Task statement
Print the listing in its entirety and exactly, leaving out images.

Dataset records
Begin

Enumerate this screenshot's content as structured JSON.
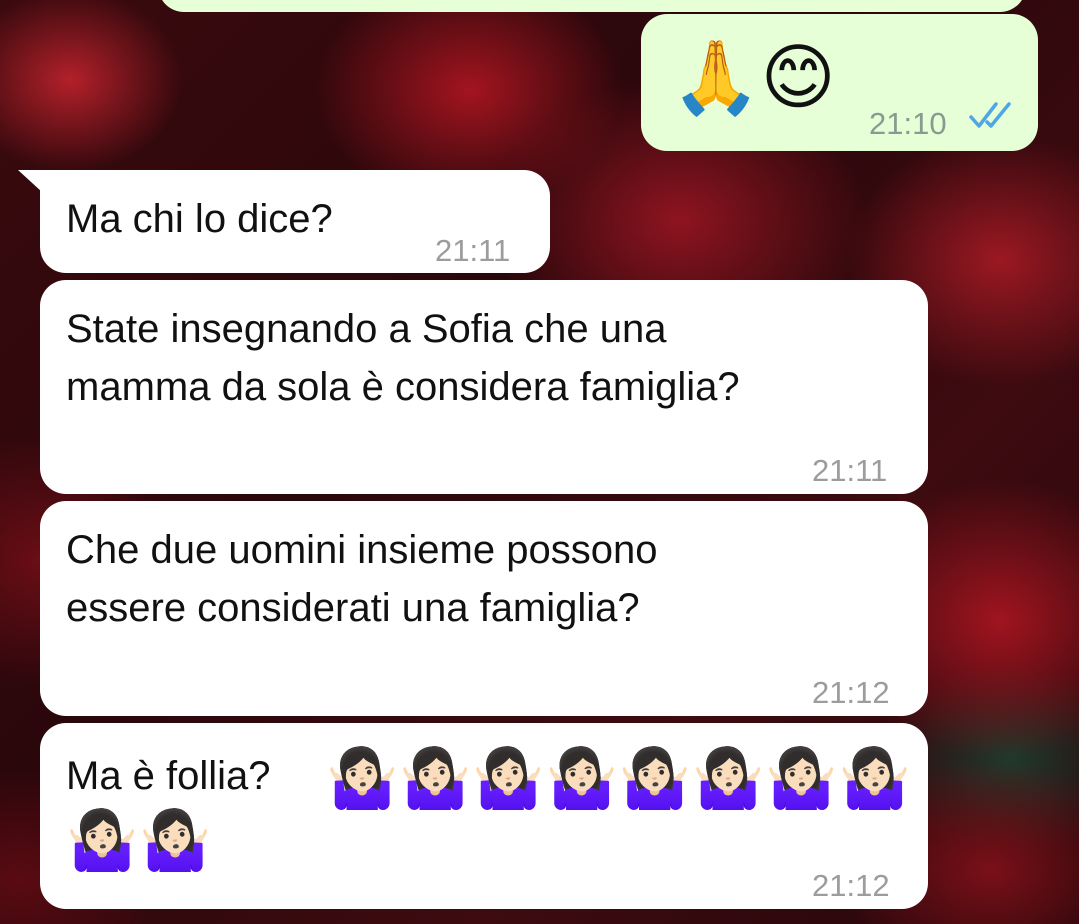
{
  "messages": [
    {
      "direction": "out",
      "text": "",
      "emoji": "🙏😊",
      "time": "21:10",
      "status": "read"
    },
    {
      "direction": "in",
      "text": "Ma chi lo dice?",
      "time": "21:11"
    },
    {
      "direction": "in",
      "text": "State insegnando a Sofia che una\nmamma da sola è considera famiglia?",
      "time": "21:11"
    },
    {
      "direction": "in",
      "text": "Che due uomini insieme possono\nessere considerati una famiglia?",
      "time": "21:12"
    },
    {
      "direction": "in",
      "text": "Ma è follia?",
      "emoji": "🤷🏻‍♀️🤷🏻‍♀️🤷🏻‍♀️🤷🏻‍♀️🤷🏻‍♀️🤷🏻‍♀️🤷🏻‍♀️🤷🏻‍♀️🤷🏻‍♀️🤷🏻‍♀️",
      "time": "21:12"
    }
  ],
  "colors": {
    "incoming": "#ffffff",
    "outgoing": "#e6ffd7",
    "read_ticks": "#4fa6e6"
  }
}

End

Full answer
Enumerate this screenshot's content as structured JSON.
{
  "messages": [
    {
      "direction": "out",
      "text": "",
      "emoji": "🙏😊",
      "time": "21:10",
      "status": "read"
    },
    {
      "direction": "in",
      "text": "Ma chi lo dice?",
      "time": "21:11"
    },
    {
      "direction": "in",
      "text": "State insegnando a Sofia che una\nmamma da sola è considera famiglia?",
      "time": "21:11"
    },
    {
      "direction": "in",
      "text": "Che due uomini insieme possono\nessere considerati una famiglia?",
      "time": "21:12"
    },
    {
      "direction": "in",
      "text": "Ma è follia?",
      "emoji": "🤷🏻‍♀️🤷🏻‍♀️🤷🏻‍♀️🤷🏻‍♀️🤷🏻‍♀️🤷🏻‍♀️🤷🏻‍♀️🤷🏻‍♀️🤷🏻‍♀️🤷🏻‍♀️",
      "time": "21:12"
    }
  ],
  "colors": {
    "incoming": "#ffffff",
    "outgoing": "#e6ffd7",
    "read_ticks": "#4fa6e6"
  }
}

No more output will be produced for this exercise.